From the listing below, pull out all lines with "chart" in them.

Records for processing
______________________________

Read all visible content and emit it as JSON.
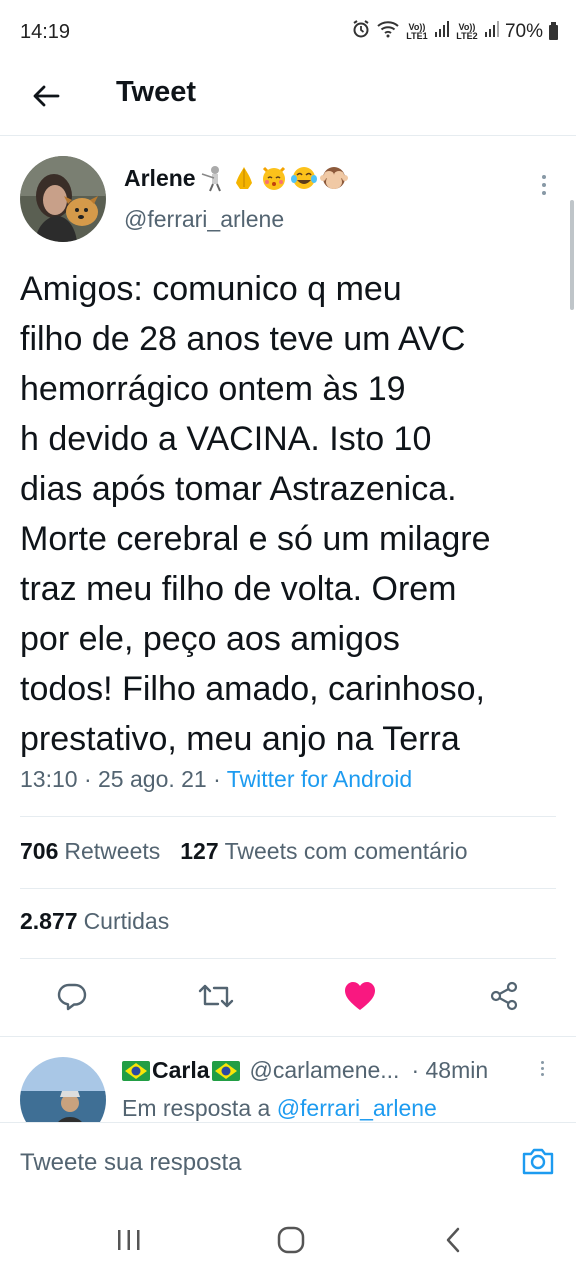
{
  "status_bar": {
    "time": "14:19",
    "sim1": "Vo)) LTE1",
    "sim2": "Vo)) LTE2",
    "battery": "70%",
    "icons": [
      "alarm-icon",
      "wifi-icon",
      "signal-icon",
      "battery-icon"
    ]
  },
  "header": {
    "title": "Tweet",
    "back_icon": "arrow-left-icon"
  },
  "tweet": {
    "author_name": "Arlene",
    "author_emojis": [
      "fencer-emoji",
      "folded-hands-emoji",
      "kissing-cat-emoji",
      "tears-of-joy-emoji",
      "see-no-evil-monkey-emoji"
    ],
    "author_handle": "@ferrari_arlene",
    "text": "Amigos: comunico q meu\nfilho de 28 anos teve um AVC\nhemorrágico ontem às 19\nh devido a VACINA. Isto 10\ndias após tomar Astrazenica.\nMorte cerebral e só um milagre\ntraz meu filho de volta. Orem\npor ele, peço aos amigos\ntodos! Filho amado, carinhoso,\nprestativo, meu anjo na Terra",
    "time": "13:10",
    "date": "25 ago. 21",
    "sep": "·",
    "source": "Twitter for Android",
    "retweets_count": "706",
    "retweets_label": "Retweets",
    "quotes_count": "127",
    "quotes_label": "Tweets com comentário",
    "likes_count": "2.877",
    "likes_label": "Curtidas"
  },
  "actions": {
    "reply_icon": "reply-icon",
    "retweet_icon": "retweet-icon",
    "like_icon": "heart-filled-icon",
    "share_icon": "share-icon",
    "like_color": "#f91880",
    "icon_color": "#536471"
  },
  "reply": {
    "name": "Carla",
    "handle": "@carlamene...",
    "time": "· 48min",
    "replying_prefix": "Em resposta a",
    "replying_mention": "@ferrari_arlene"
  },
  "compose": {
    "placeholder": "Tweete sua resposta",
    "camera_icon": "camera-icon"
  },
  "nav": {
    "recent_icon": "recent-apps-icon",
    "home_icon": "home-icon",
    "back_icon": "nav-back-icon"
  },
  "colors": {
    "accent": "#1d9bf0",
    "secondary_text": "#536471",
    "primary_text": "#0f1419"
  }
}
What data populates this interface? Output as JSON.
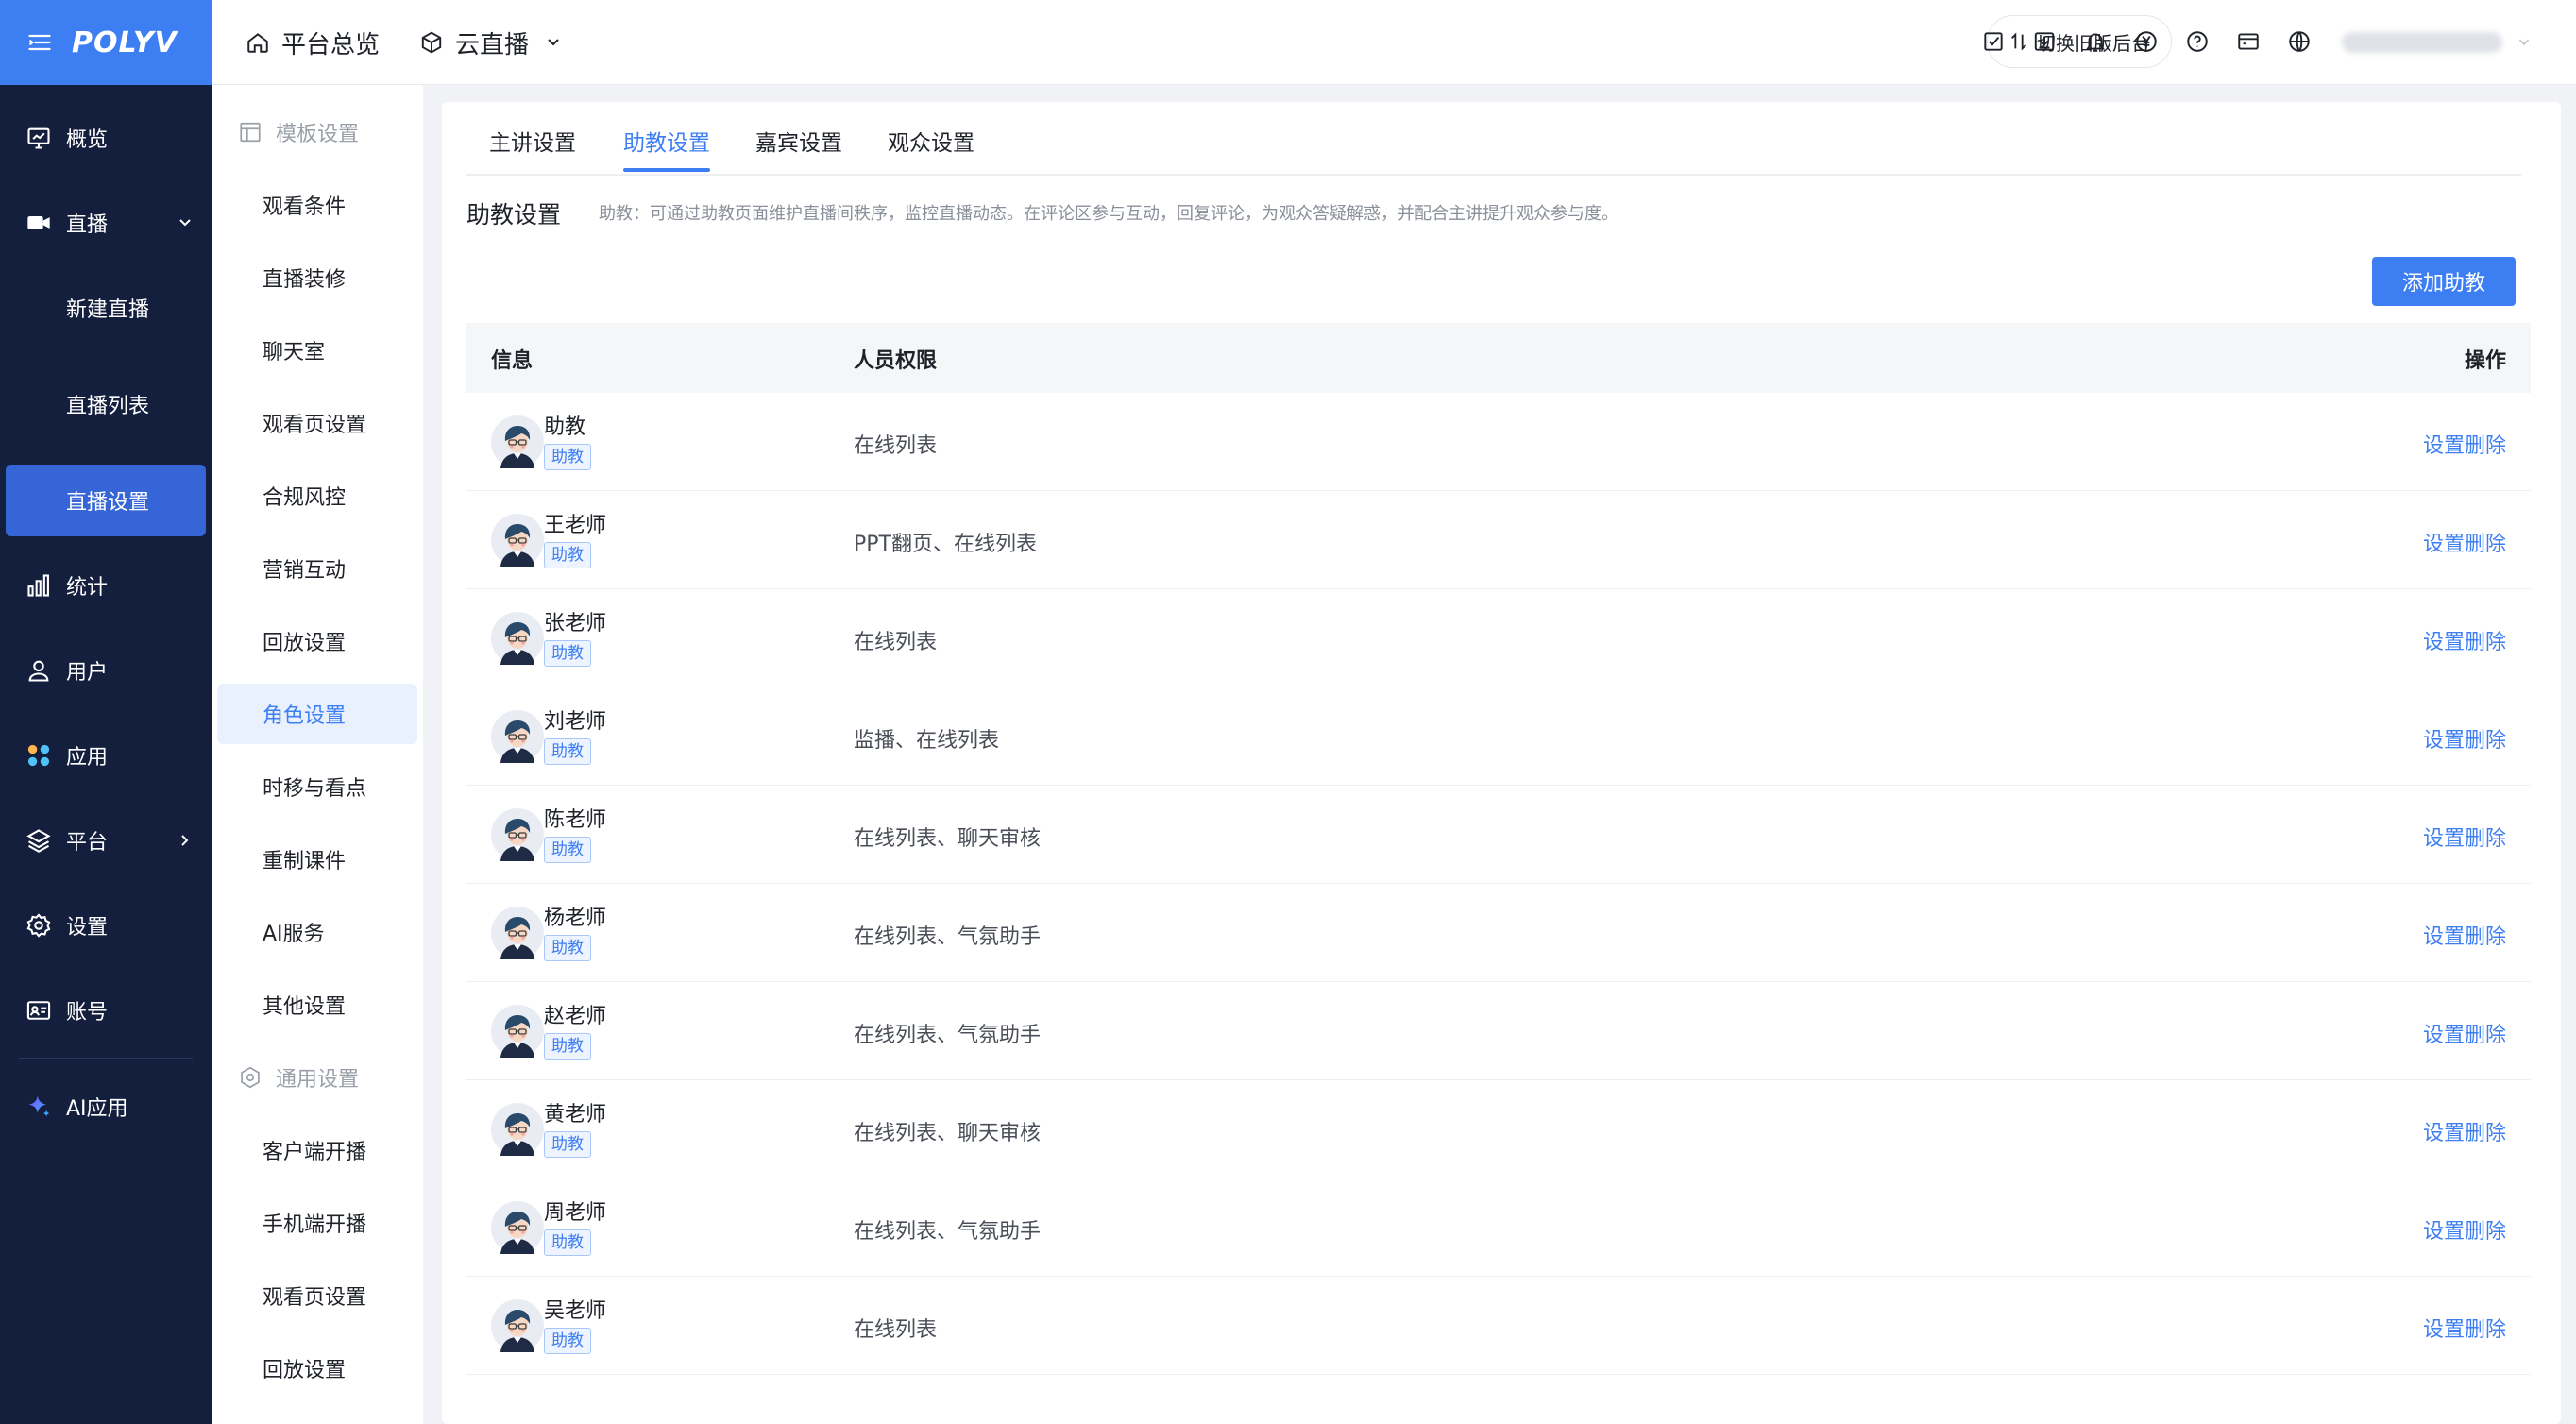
{
  "brand": {
    "logo": "POLYV",
    "accent": "#3d7ff3",
    "sidebar_bg": "#141e3d"
  },
  "sidebar": {
    "items": [
      {
        "label": "概览",
        "icon": "monitor-chart-icon"
      },
      {
        "label": "直播",
        "icon": "video-camera-icon",
        "expanded": true
      },
      {
        "label": "新建直播"
      },
      {
        "label": "直播列表"
      },
      {
        "label": "直播设置",
        "active": true
      },
      {
        "label": "统计",
        "icon": "bar-chart-icon"
      },
      {
        "label": "用户",
        "icon": "user-icon"
      },
      {
        "label": "应用",
        "icon": "apps-grid-icon"
      },
      {
        "label": "平台",
        "icon": "layers-icon"
      },
      {
        "label": "设置",
        "icon": "gear-icon"
      },
      {
        "label": "账号",
        "icon": "id-card-icon"
      },
      {
        "label": "AI应用",
        "icon": "sparkle-icon"
      }
    ]
  },
  "header": {
    "home": "平台总览",
    "product": "云直播",
    "switch_old": "切换旧版后台",
    "icons": [
      "todo-icon",
      "download-icon",
      "bell-icon",
      "yuan-icon",
      "help-icon",
      "card-icon",
      "globe-icon"
    ]
  },
  "submenu": {
    "group1": "模板设置",
    "items1": [
      "观看条件",
      "直播装修",
      "聊天室",
      "观看页设置",
      "合规风控",
      "营销互动",
      "回放设置",
      "角色设置",
      "时移与看点",
      "重制课件",
      "AI服务",
      "其他设置"
    ],
    "active": "角色设置",
    "group2": "通用设置",
    "items2": [
      "客户端开播",
      "手机端开播",
      "观看页设置",
      "回放设置"
    ]
  },
  "main": {
    "tabs": [
      {
        "label": "主讲设置"
      },
      {
        "label": "助教设置",
        "active": true
      },
      {
        "label": "嘉宾设置"
      },
      {
        "label": "观众设置"
      }
    ],
    "section_title": "助教设置",
    "section_desc": "助教：可通过助教页面维护直播间秩序，监控直播动态。在评论区参与互动，回复评论，为观众答疑解惑，并配合主讲提升观众参与度。",
    "add_button": "添加助教",
    "table": {
      "headers": {
        "info": "信息",
        "perm": "人员权限",
        "ops": "操作"
      },
      "rows": [
        {
          "name": "助教",
          "tag": "助教",
          "perm": "在线列表",
          "set": "设置",
          "del": "删除"
        },
        {
          "name": "王老师",
          "tag": "助教",
          "perm": "PPT翻页、在线列表",
          "set": "设置",
          "del": "删除"
        },
        {
          "name": "张老师",
          "tag": "助教",
          "perm": "在线列表",
          "set": "设置",
          "del": "删除"
        },
        {
          "name": "刘老师",
          "tag": "助教",
          "perm": "监播、在线列表",
          "set": "设置",
          "del": "删除"
        },
        {
          "name": "陈老师",
          "tag": "助教",
          "perm": "在线列表、聊天审核",
          "set": "设置",
          "del": "删除"
        },
        {
          "name": "杨老师",
          "tag": "助教",
          "perm": "在线列表、气氛助手",
          "set": "设置",
          "del": "删除"
        },
        {
          "name": "赵老师",
          "tag": "助教",
          "perm": "在线列表、气氛助手",
          "set": "设置",
          "del": "删除"
        },
        {
          "name": "黄老师",
          "tag": "助教",
          "perm": "在线列表、聊天审核",
          "set": "设置",
          "del": "删除"
        },
        {
          "name": "周老师",
          "tag": "助教",
          "perm": "在线列表、气氛助手",
          "set": "设置",
          "del": "删除"
        },
        {
          "name": "吴老师",
          "tag": "助教",
          "perm": "在线列表",
          "set": "设置",
          "del": "删除"
        }
      ]
    }
  }
}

______________________________

Exercise output
        "icon": "monitor-chart-icon"
        "icon": "bar-chart-icon"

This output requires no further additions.